-- begin TASK MATERIAL --
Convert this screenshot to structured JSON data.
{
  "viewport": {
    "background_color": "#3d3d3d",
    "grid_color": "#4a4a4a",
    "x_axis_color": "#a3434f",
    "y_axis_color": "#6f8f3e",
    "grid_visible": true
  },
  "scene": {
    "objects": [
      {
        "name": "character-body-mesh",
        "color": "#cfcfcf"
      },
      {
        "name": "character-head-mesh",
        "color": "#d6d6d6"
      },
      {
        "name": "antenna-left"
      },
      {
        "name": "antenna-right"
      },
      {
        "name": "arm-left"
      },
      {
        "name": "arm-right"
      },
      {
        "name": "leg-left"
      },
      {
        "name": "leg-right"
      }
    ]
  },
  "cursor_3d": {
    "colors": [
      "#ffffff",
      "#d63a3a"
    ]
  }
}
-- end TASK MATERIAL --
WRITTEN INSTRUCTION: Would you write down every record again, exactly?

THE RESPONSE:
Convert this screenshot to structured JSON data.
{
  "viewport": {
    "background_color": "#3d3d3d",
    "grid_color": "#4a4a4a",
    "x_axis_color": "#a3434f",
    "y_axis_color": "#6f8f3e",
    "grid_visible": true
  },
  "scene": {
    "objects": [
      {
        "name": "character-body-mesh",
        "color": "#cfcfcf"
      },
      {
        "name": "character-head-mesh",
        "color": "#d6d6d6"
      },
      {
        "name": "antenna-left"
      },
      {
        "name": "antenna-right"
      },
      {
        "name": "arm-left"
      },
      {
        "name": "arm-right"
      },
      {
        "name": "leg-left"
      },
      {
        "name": "leg-right"
      }
    ]
  },
  "cursor_3d": {
    "colors": [
      "#ffffff",
      "#d63a3a"
    ]
  }
}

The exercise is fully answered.